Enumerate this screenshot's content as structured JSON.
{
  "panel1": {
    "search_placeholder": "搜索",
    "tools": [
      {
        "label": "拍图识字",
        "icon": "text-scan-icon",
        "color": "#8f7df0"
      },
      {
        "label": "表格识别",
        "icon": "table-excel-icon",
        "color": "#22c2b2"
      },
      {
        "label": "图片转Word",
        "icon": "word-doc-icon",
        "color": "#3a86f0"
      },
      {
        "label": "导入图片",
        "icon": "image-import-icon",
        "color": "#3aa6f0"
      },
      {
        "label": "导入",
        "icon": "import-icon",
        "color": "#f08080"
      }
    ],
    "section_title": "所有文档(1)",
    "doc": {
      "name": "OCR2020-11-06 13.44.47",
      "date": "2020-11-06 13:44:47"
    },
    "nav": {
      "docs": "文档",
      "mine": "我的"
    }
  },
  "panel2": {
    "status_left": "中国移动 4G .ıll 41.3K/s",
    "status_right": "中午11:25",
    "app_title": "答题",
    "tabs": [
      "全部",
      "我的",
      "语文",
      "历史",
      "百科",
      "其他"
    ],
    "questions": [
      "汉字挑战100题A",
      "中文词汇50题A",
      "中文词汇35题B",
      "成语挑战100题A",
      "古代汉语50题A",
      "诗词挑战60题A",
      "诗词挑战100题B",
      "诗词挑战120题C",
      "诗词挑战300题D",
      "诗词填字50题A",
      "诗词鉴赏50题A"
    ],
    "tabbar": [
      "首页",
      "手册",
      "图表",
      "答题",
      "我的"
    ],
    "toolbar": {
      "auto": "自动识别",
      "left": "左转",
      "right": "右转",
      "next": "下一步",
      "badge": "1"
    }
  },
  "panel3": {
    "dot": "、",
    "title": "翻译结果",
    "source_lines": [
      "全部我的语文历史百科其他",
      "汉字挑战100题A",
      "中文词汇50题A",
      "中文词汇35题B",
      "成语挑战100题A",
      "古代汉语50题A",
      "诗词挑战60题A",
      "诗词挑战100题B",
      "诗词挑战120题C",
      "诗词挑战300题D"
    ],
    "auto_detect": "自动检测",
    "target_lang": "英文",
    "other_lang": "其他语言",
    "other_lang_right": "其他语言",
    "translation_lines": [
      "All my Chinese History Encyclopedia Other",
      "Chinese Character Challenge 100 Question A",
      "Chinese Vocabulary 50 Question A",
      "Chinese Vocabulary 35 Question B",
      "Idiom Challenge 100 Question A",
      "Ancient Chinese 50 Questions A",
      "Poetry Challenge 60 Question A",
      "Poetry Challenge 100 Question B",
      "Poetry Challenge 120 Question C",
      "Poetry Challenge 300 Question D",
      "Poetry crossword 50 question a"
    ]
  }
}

■ **EXERCISE BRIEF**: Return each line of the records above exactly as it reads.

■ **OUTPUT**:
Enumerate this screenshot's content as structured JSON.
{
  "panel1": {
    "search_placeholder": "搜索",
    "tools": [
      {
        "label": "拍图识字",
        "icon": "text-scan-icon",
        "color": "#8f7df0"
      },
      {
        "label": "表格识别",
        "icon": "table-excel-icon",
        "color": "#22c2b2"
      },
      {
        "label": "图片转Word",
        "icon": "word-doc-icon",
        "color": "#3a86f0"
      },
      {
        "label": "导入图片",
        "icon": "image-import-icon",
        "color": "#3aa6f0"
      },
      {
        "label": "导入",
        "icon": "import-icon",
        "color": "#f08080"
      }
    ],
    "section_title": "所有文档(1)",
    "doc": {
      "name": "OCR2020-11-06 13.44.47",
      "date": "2020-11-06 13:44:47"
    },
    "nav": {
      "docs": "文档",
      "mine": "我的"
    }
  },
  "panel2": {
    "status_left": "中国移动 4G .ıll 41.3K/s",
    "status_right": "中午11:25",
    "app_title": "答题",
    "tabs": [
      "全部",
      "我的",
      "语文",
      "历史",
      "百科",
      "其他"
    ],
    "questions": [
      "汉字挑战100题A",
      "中文词汇50题A",
      "中文词汇35题B",
      "成语挑战100题A",
      "古代汉语50题A",
      "诗词挑战60题A",
      "诗词挑战100题B",
      "诗词挑战120题C",
      "诗词挑战300题D",
      "诗词填字50题A",
      "诗词鉴赏50题A"
    ],
    "tabbar": [
      "首页",
      "手册",
      "图表",
      "答题",
      "我的"
    ],
    "toolbar": {
      "auto": "自动识别",
      "left": "左转",
      "right": "右转",
      "next": "下一步",
      "badge": "1"
    }
  },
  "panel3": {
    "dot": "、",
    "title": "翻译结果",
    "source_lines": [
      "全部我的语文历史百科其他",
      "汉字挑战100题A",
      "中文词汇50题A",
      "中文词汇35题B",
      "成语挑战100题A",
      "古代汉语50题A",
      "诗词挑战60题A",
      "诗词挑战100题B",
      "诗词挑战120题C",
      "诗词挑战300题D"
    ],
    "auto_detect": "自动检测",
    "target_lang": "英文",
    "other_lang": "其他语言",
    "other_lang_right": "其他语言",
    "translation_lines": [
      "All my Chinese History Encyclopedia Other",
      "Chinese Character Challenge 100 Question A",
      "Chinese Vocabulary 50 Question A",
      "Chinese Vocabulary 35 Question B",
      "Idiom Challenge 100 Question A",
      "Ancient Chinese 50 Questions A",
      "Poetry Challenge 60 Question A",
      "Poetry Challenge 100 Question B",
      "Poetry Challenge 120 Question C",
      "Poetry Challenge 300 Question D",
      "Poetry crossword 50 question a"
    ]
  }
}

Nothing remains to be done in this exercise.